→ Work to be completed
Write out each line word for word. Drop pictures.

→ Task material
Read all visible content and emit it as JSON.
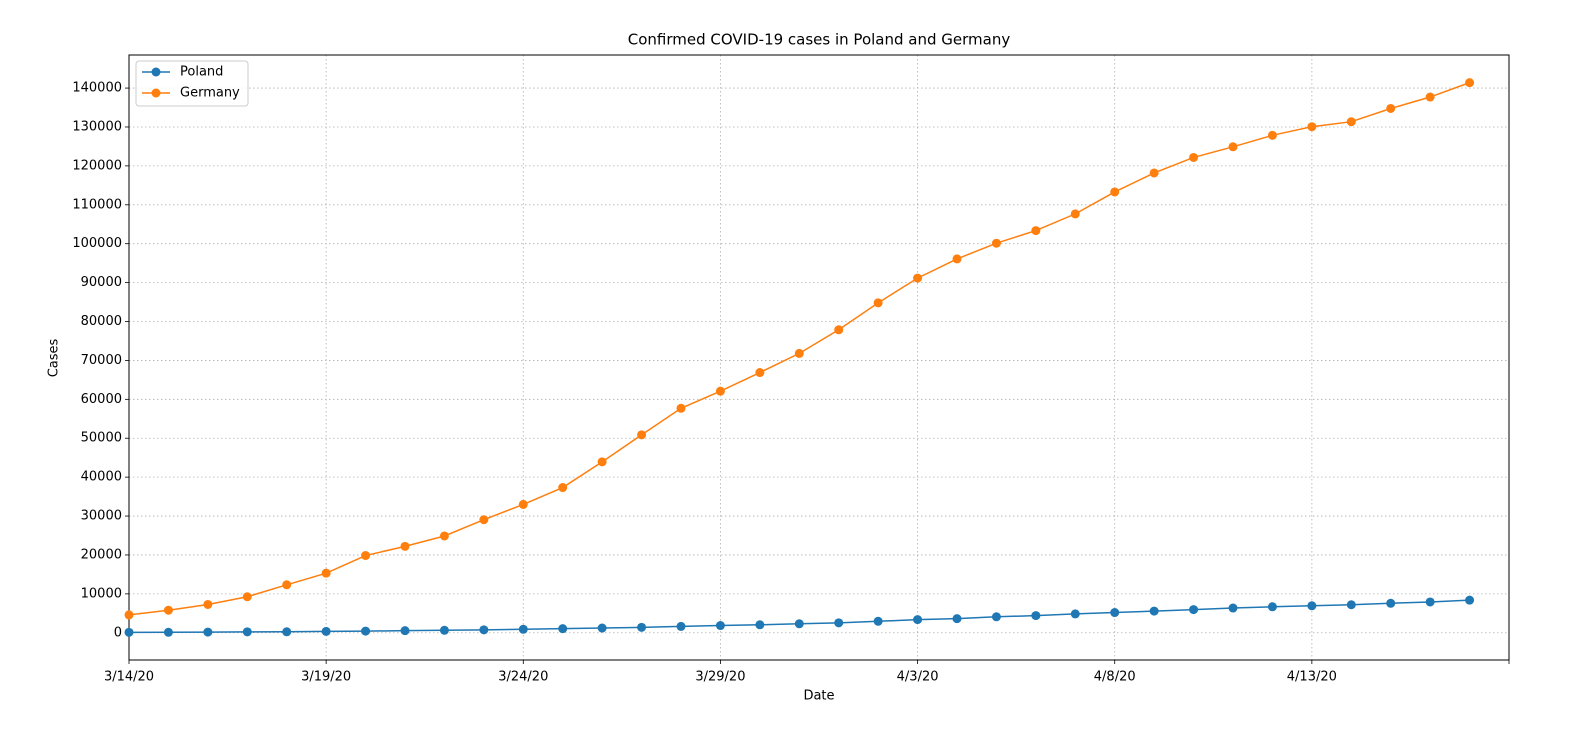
{
  "chart_data": {
    "type": "line",
    "title": "Confirmed COVID-19 cases in Poland and Germany",
    "x_label": "Date",
    "y_label": "Cases",
    "x": [
      "3/14/20",
      "3/15/20",
      "3/16/20",
      "3/17/20",
      "3/18/20",
      "3/19/20",
      "3/20/20",
      "3/21/20",
      "3/22/20",
      "3/23/20",
      "3/24/20",
      "3/25/20",
      "3/26/20",
      "3/27/20",
      "3/28/20",
      "3/29/20",
      "3/30/20",
      "3/31/20",
      "4/1/20",
      "4/2/20",
      "4/3/20",
      "4/4/20",
      "4/5/20",
      "4/6/20",
      "4/7/20",
      "4/8/20",
      "4/9/20",
      "4/10/20",
      "4/11/20",
      "4/12/20",
      "4/13/20",
      "4/14/20",
      "4/15/20",
      "4/16/20",
      "4/17/20"
    ],
    "series": [
      {
        "name": "Poland",
        "color": "#1f77b4",
        "values": [
          103,
          119,
          177,
          238,
          251,
          355,
          425,
          536,
          634,
          749,
          901,
          1051,
          1221,
          1389,
          1638,
          1862,
          2055,
          2311,
          2554,
          2946,
          3383,
          3627,
          4102,
          4413,
          4848,
          5205,
          5575,
          5955,
          6356,
          6674,
          6934,
          7202,
          7582,
          7918,
          8379
        ]
      },
      {
        "name": "Germany",
        "color": "#ff7f0e",
        "values": [
          4585,
          5795,
          7272,
          9257,
          12327,
          15320,
          19848,
          22213,
          24873,
          29056,
          32986,
          37323,
          43938,
          50871,
          57695,
          62095,
          66885,
          71808,
          77872,
          84794,
          91159,
          96092,
          100123,
          103374,
          107663,
          113296,
          118181,
          122171,
          124908,
          127854,
          130072,
          131359,
          134753,
          137698,
          141397
        ]
      }
    ],
    "xlim": [
      "3/14/20",
      "4/18/20"
    ],
    "xticks": [
      "3/14/20",
      "3/19/20",
      "3/24/20",
      "3/29/20",
      "4/3/20",
      "4/8/20",
      "4/13/20"
    ],
    "ylim": [
      -7000,
      148500
    ],
    "yticks": [
      0,
      10000,
      20000,
      30000,
      40000,
      50000,
      60000,
      70000,
      80000,
      90000,
      100000,
      110000,
      120000,
      130000,
      140000
    ],
    "grid": true,
    "legend": "upper left"
  }
}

→ Answer for the task
Read all visible content and emit it as JSON.
{
  "chart_data": {
    "type": "line",
    "title": "Confirmed COVID-19 cases in Poland and Germany",
    "x_label": "Date",
    "y_label": "Cases",
    "x": [
      "3/14/20",
      "3/15/20",
      "3/16/20",
      "3/17/20",
      "3/18/20",
      "3/19/20",
      "3/20/20",
      "3/21/20",
      "3/22/20",
      "3/23/20",
      "3/24/20",
      "3/25/20",
      "3/26/20",
      "3/27/20",
      "3/28/20",
      "3/29/20",
      "3/30/20",
      "3/31/20",
      "4/1/20",
      "4/2/20",
      "4/3/20",
      "4/4/20",
      "4/5/20",
      "4/6/20",
      "4/7/20",
      "4/8/20",
      "4/9/20",
      "4/10/20",
      "4/11/20",
      "4/12/20",
      "4/13/20",
      "4/14/20",
      "4/15/20",
      "4/16/20",
      "4/17/20"
    ],
    "series": [
      {
        "name": "Poland",
        "color": "#1f77b4",
        "values": [
          103,
          119,
          177,
          238,
          251,
          355,
          425,
          536,
          634,
          749,
          901,
          1051,
          1221,
          1389,
          1638,
          1862,
          2055,
          2311,
          2554,
          2946,
          3383,
          3627,
          4102,
          4413,
          4848,
          5205,
          5575,
          5955,
          6356,
          6674,
          6934,
          7202,
          7582,
          7918,
          8379
        ]
      },
      {
        "name": "Germany",
        "color": "#ff7f0e",
        "values": [
          4585,
          5795,
          7272,
          9257,
          12327,
          15320,
          19848,
          22213,
          24873,
          29056,
          32986,
          37323,
          43938,
          50871,
          57695,
          62095,
          66885,
          71808,
          77872,
          84794,
          91159,
          96092,
          100123,
          103374,
          107663,
          113296,
          118181,
          122171,
          124908,
          127854,
          130072,
          131359,
          134753,
          137698,
          141397
        ]
      }
    ],
    "xlim": [
      "3/14/20",
      "4/18/20"
    ],
    "xticks": [
      "3/14/20",
      "3/19/20",
      "3/24/20",
      "3/29/20",
      "4/3/20",
      "4/8/20",
      "4/13/20"
    ],
    "ylim": [
      -7000,
      148500
    ],
    "yticks": [
      0,
      10000,
      20000,
      30000,
      40000,
      50000,
      60000,
      70000,
      80000,
      90000,
      100000,
      110000,
      120000,
      130000,
      140000
    ],
    "grid": true,
    "legend": "upper left"
  }
}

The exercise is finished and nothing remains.